**EXTRACTED DATA**
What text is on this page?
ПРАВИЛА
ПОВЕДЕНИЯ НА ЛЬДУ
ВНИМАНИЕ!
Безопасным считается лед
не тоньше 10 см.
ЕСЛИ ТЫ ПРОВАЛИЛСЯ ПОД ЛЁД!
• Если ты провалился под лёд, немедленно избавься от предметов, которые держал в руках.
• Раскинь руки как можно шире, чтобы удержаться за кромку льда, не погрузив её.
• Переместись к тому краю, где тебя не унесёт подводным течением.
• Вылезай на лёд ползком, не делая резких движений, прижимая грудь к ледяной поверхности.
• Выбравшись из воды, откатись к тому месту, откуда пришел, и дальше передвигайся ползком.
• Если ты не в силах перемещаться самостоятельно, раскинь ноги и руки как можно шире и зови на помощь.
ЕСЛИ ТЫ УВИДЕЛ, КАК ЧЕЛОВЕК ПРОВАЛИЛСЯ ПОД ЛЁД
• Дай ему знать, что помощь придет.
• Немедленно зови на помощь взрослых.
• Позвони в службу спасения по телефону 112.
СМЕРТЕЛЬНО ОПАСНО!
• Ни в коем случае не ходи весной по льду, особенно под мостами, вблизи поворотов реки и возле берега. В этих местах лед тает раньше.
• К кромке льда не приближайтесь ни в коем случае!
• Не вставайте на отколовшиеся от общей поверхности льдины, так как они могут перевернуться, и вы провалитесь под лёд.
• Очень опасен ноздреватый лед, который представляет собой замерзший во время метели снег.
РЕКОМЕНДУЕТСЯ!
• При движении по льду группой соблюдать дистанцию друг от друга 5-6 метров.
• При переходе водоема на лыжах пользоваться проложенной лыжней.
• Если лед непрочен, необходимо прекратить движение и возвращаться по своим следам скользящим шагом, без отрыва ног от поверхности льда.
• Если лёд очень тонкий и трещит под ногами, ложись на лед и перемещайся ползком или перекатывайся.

--

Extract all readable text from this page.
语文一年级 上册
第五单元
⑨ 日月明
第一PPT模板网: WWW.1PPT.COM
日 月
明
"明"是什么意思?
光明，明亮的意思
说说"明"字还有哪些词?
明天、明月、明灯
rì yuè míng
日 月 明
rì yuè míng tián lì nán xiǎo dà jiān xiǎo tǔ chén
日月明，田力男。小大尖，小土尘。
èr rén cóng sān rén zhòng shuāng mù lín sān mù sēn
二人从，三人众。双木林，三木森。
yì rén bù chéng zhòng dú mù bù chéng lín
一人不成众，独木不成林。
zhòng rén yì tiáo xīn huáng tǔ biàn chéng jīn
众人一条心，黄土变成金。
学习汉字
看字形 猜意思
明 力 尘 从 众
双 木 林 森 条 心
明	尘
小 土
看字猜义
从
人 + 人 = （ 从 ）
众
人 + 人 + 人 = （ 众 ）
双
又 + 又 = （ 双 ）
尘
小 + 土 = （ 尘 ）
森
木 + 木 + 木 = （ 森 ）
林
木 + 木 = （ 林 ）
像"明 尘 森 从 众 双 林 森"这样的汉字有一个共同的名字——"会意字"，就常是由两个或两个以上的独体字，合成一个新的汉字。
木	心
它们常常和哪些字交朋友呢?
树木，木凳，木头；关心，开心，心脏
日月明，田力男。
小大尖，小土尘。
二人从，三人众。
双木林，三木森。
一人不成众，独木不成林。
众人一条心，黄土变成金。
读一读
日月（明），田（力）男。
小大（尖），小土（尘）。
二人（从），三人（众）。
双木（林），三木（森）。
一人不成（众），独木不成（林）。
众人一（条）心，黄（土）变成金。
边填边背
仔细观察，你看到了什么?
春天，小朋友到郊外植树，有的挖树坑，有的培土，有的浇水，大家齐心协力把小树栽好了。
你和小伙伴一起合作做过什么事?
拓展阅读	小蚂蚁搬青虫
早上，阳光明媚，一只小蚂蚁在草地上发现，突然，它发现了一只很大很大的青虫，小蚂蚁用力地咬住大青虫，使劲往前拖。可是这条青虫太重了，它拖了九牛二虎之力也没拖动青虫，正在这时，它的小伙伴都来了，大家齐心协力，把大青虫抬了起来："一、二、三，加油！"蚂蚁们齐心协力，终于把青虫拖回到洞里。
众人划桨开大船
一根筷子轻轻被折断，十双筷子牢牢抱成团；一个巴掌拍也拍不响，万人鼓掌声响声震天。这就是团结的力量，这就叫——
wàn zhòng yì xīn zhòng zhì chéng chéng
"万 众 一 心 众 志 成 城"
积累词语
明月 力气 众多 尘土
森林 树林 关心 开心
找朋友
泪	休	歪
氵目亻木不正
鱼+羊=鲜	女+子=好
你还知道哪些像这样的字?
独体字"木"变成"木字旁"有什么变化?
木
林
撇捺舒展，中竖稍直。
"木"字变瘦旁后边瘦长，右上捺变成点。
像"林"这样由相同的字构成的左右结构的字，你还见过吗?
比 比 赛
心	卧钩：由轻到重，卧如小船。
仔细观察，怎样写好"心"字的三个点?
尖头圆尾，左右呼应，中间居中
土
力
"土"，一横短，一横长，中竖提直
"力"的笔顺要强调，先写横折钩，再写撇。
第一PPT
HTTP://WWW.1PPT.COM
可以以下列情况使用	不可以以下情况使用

==

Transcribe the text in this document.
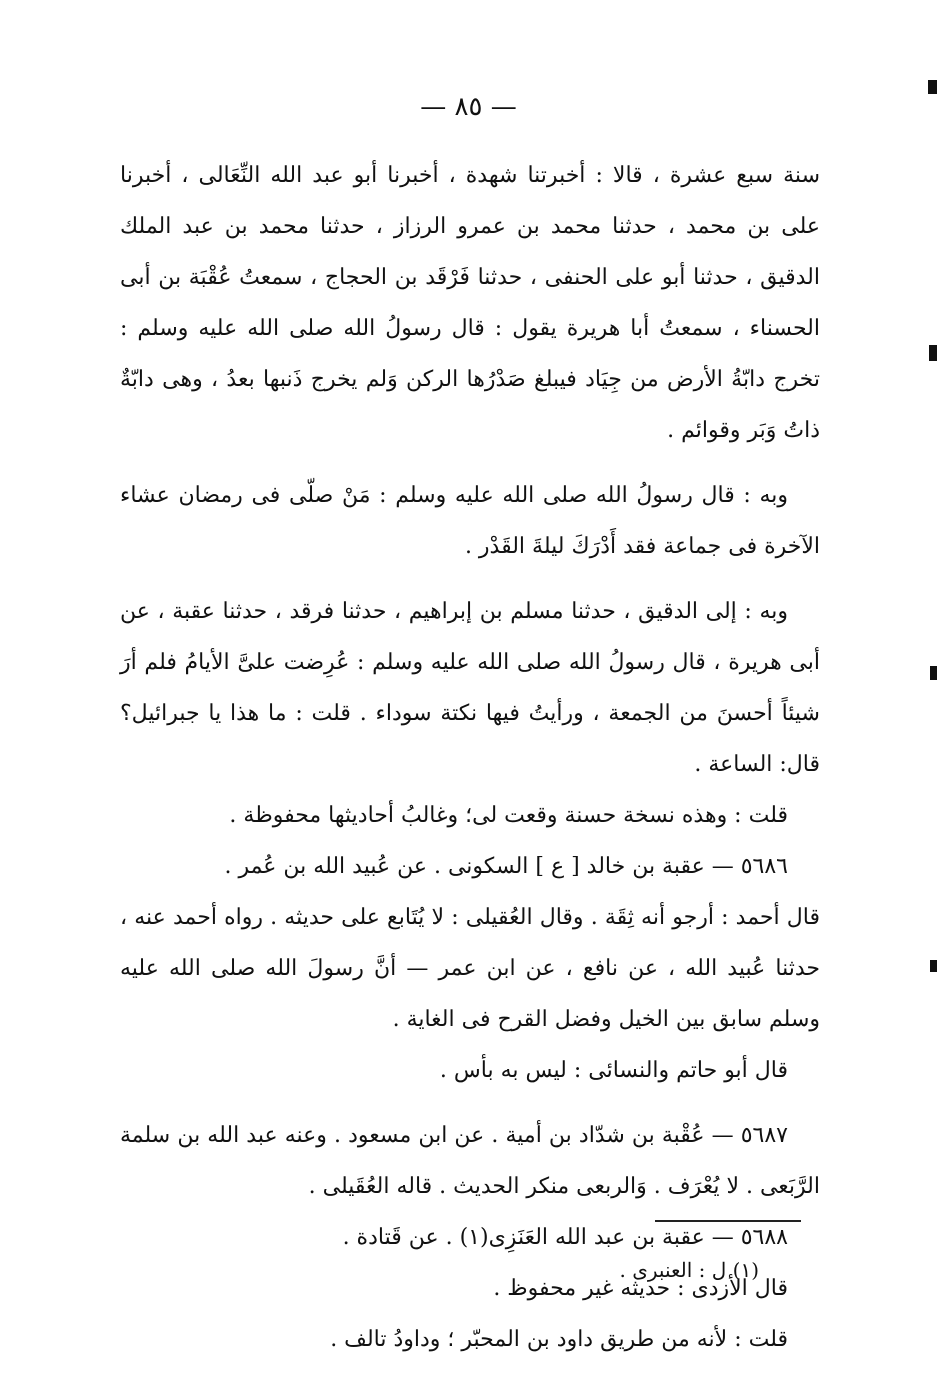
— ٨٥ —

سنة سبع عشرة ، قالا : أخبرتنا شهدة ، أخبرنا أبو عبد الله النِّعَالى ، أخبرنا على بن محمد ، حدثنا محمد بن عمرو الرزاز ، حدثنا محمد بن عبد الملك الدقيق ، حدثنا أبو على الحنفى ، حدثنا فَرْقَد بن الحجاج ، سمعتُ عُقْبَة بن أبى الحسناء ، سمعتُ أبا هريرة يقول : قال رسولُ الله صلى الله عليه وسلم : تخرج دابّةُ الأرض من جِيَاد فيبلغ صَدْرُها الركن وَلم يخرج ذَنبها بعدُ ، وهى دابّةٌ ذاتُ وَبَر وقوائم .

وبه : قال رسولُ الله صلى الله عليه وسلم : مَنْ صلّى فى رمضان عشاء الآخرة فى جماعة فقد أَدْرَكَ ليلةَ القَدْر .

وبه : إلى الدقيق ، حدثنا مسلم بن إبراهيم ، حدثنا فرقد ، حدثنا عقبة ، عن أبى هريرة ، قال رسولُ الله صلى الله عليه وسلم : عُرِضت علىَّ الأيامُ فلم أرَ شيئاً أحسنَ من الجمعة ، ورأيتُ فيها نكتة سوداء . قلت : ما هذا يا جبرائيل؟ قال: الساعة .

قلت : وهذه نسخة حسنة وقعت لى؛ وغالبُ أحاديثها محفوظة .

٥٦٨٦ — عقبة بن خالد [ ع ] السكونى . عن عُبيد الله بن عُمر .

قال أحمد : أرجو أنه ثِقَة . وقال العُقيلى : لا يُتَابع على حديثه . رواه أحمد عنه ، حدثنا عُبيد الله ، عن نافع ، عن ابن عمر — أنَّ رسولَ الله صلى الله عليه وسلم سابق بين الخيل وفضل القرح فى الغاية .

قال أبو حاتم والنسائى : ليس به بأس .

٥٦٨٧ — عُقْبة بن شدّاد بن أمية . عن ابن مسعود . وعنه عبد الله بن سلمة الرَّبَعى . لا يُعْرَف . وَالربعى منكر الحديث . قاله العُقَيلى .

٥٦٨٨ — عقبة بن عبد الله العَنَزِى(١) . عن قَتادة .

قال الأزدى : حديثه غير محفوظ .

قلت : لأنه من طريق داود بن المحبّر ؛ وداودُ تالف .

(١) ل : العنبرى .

**WHAT THE TASK ASKS**
Where a line of the data holds "шире", show that line.

**THE SOLUTION**
• Раскинь руки как можно шире, чтобы удержаться за кромку льда, не погрузив её.
• Если ты не в силах перемещаться самостоятельно, раскинь ноги и руки как можно шире и зови на помощь.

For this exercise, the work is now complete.